━━━ PROVIDED DATA ━━━
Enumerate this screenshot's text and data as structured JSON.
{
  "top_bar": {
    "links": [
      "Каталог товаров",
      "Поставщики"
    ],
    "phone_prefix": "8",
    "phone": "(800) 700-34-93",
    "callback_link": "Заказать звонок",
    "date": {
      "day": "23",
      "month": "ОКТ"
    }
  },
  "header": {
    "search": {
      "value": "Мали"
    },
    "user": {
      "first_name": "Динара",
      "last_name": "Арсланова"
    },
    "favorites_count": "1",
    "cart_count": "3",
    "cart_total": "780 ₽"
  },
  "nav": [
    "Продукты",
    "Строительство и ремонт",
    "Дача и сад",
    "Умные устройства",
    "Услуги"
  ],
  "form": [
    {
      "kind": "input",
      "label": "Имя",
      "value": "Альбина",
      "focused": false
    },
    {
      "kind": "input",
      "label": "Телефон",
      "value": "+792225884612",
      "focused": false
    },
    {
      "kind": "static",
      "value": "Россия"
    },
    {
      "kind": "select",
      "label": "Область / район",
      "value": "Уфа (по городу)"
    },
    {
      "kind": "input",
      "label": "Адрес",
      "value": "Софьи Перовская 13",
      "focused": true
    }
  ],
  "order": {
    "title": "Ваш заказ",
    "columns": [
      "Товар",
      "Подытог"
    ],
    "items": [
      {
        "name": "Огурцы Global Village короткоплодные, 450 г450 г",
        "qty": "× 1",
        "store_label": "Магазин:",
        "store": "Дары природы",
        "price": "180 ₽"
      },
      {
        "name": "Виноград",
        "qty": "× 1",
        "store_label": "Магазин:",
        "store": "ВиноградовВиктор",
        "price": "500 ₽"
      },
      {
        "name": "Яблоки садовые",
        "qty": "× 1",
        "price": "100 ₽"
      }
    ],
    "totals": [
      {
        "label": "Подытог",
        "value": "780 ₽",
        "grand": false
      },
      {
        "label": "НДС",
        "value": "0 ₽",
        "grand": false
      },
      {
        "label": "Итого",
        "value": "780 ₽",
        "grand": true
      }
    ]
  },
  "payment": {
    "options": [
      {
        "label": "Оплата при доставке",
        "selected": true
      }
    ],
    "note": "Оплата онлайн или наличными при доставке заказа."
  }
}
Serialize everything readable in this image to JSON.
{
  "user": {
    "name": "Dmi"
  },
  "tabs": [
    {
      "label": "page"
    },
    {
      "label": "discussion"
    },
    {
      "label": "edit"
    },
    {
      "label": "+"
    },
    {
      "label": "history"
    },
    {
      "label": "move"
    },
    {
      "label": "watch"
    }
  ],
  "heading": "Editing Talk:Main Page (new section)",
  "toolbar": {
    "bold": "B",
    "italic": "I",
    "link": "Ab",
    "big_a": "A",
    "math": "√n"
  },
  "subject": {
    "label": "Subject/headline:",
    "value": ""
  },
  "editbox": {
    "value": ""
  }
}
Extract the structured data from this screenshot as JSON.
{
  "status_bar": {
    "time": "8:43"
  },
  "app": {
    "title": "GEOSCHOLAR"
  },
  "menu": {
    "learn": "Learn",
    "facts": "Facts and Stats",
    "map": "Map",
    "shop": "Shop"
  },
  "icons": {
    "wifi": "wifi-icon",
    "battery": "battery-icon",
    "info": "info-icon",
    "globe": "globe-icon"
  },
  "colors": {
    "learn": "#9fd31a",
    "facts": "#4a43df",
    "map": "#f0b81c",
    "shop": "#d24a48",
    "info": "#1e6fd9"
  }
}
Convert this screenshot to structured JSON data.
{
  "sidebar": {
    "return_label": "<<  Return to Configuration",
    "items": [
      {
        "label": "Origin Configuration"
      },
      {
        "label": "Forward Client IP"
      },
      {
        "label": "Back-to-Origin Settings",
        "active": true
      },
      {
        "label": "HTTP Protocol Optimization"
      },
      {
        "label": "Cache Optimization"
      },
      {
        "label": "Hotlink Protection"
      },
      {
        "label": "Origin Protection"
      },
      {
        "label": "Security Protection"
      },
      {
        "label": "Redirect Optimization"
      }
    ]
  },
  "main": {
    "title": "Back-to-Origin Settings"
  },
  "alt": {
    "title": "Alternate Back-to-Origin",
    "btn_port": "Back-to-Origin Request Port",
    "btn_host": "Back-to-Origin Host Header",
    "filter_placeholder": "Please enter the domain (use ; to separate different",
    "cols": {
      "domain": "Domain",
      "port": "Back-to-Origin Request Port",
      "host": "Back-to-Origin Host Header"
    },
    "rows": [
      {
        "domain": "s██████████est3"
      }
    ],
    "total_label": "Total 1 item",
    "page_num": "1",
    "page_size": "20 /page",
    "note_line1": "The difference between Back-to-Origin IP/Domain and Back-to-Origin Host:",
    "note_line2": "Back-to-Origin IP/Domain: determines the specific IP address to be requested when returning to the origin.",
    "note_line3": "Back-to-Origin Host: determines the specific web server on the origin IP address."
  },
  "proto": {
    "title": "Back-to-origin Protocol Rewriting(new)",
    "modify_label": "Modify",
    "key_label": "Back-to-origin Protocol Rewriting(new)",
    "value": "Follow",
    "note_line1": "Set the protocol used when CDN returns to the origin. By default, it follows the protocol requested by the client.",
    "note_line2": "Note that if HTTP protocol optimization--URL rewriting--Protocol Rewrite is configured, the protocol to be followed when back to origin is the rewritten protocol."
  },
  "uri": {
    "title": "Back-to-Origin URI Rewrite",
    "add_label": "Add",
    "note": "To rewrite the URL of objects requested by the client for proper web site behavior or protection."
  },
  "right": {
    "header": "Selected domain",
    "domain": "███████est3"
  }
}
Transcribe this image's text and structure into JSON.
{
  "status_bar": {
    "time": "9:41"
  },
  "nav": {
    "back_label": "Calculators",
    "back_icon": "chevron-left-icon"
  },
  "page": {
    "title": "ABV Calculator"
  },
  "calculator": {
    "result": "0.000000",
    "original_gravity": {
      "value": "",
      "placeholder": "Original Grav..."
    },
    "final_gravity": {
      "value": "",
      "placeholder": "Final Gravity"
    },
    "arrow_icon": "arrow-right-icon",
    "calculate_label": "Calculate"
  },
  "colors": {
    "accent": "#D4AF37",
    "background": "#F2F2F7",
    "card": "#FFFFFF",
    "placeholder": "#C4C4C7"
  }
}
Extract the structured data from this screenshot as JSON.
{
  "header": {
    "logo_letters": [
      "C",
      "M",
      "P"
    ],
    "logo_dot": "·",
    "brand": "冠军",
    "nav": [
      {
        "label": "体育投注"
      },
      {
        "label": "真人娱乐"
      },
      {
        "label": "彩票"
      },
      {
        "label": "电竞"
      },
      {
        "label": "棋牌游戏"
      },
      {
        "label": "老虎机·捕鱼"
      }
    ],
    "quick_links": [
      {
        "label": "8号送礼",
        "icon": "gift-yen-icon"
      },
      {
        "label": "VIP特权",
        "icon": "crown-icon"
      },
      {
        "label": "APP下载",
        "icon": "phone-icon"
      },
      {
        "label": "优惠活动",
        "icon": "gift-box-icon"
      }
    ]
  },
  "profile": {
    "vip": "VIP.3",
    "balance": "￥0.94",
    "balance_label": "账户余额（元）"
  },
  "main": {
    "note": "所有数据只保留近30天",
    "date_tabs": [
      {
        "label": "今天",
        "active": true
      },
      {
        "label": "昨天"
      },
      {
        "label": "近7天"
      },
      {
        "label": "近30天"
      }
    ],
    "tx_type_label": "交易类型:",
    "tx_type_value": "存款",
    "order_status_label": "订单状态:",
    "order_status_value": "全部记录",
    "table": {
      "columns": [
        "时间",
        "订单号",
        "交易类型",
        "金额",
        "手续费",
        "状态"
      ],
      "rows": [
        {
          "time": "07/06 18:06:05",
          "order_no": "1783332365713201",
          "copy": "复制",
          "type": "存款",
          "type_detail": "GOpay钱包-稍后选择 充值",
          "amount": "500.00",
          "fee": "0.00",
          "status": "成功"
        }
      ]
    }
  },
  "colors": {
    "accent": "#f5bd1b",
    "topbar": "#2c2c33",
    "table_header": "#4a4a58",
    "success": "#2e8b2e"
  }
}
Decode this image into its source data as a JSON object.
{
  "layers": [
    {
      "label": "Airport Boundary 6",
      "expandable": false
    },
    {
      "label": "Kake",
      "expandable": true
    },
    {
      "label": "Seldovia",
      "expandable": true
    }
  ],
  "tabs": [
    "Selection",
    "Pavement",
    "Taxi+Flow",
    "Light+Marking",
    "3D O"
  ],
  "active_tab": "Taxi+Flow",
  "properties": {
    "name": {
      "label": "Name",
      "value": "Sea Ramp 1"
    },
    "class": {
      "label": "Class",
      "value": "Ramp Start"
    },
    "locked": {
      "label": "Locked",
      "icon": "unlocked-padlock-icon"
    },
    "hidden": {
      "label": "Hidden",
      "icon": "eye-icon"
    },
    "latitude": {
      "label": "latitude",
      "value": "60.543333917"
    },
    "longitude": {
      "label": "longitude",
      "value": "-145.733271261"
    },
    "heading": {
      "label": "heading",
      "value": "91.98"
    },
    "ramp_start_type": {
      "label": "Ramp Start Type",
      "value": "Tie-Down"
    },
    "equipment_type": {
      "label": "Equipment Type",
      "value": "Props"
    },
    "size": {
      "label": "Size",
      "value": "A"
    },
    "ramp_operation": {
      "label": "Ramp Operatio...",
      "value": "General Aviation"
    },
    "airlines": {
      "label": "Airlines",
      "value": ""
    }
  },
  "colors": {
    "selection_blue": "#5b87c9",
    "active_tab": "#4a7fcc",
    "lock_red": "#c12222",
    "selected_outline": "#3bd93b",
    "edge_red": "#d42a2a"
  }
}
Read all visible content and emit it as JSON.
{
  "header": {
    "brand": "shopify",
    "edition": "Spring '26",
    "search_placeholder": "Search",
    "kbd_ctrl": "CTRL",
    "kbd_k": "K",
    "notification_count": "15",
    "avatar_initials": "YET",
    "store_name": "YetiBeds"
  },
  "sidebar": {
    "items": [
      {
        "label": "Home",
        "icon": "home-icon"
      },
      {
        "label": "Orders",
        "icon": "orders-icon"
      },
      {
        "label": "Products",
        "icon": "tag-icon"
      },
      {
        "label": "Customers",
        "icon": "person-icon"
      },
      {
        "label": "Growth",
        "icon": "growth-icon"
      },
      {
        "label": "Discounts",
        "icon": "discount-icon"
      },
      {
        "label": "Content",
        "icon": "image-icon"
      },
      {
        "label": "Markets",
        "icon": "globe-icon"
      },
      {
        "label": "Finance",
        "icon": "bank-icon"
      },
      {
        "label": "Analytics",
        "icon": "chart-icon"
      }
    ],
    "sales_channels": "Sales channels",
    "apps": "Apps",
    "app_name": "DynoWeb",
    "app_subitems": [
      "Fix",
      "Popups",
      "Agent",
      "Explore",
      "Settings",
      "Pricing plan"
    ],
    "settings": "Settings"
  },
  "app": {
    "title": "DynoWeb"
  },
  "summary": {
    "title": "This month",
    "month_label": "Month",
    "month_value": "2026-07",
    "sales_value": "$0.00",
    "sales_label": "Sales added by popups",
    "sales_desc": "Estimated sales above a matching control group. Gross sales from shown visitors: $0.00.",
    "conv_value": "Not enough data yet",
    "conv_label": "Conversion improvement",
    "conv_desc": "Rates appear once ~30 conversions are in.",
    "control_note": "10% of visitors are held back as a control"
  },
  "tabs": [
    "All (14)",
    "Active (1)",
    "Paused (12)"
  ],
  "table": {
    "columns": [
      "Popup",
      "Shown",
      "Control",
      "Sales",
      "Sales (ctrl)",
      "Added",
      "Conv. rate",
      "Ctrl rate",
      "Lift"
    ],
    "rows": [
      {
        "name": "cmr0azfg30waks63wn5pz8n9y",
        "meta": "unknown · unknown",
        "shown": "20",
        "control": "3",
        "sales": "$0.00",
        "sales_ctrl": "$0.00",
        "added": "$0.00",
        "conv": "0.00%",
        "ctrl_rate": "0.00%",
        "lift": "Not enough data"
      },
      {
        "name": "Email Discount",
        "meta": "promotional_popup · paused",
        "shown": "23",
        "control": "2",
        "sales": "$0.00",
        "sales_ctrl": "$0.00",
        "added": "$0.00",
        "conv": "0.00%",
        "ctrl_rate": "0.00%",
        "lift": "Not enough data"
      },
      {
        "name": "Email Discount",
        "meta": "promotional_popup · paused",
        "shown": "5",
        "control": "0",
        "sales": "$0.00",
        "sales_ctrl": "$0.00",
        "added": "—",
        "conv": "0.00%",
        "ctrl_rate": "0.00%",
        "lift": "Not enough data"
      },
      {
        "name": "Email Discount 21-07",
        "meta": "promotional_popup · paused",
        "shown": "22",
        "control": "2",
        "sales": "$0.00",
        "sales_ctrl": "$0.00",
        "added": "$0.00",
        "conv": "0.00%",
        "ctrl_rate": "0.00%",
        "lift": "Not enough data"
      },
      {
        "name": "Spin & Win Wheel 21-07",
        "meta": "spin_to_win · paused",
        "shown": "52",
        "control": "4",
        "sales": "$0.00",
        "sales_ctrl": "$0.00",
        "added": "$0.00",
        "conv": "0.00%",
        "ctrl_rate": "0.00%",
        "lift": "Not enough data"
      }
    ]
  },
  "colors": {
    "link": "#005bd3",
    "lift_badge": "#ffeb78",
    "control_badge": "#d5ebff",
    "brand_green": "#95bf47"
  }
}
━━━
SHORT EXERCISE:
Only the number is wanted: how many lines in the preceding entries hold the string "Host"?

FINAL ANSWER:
4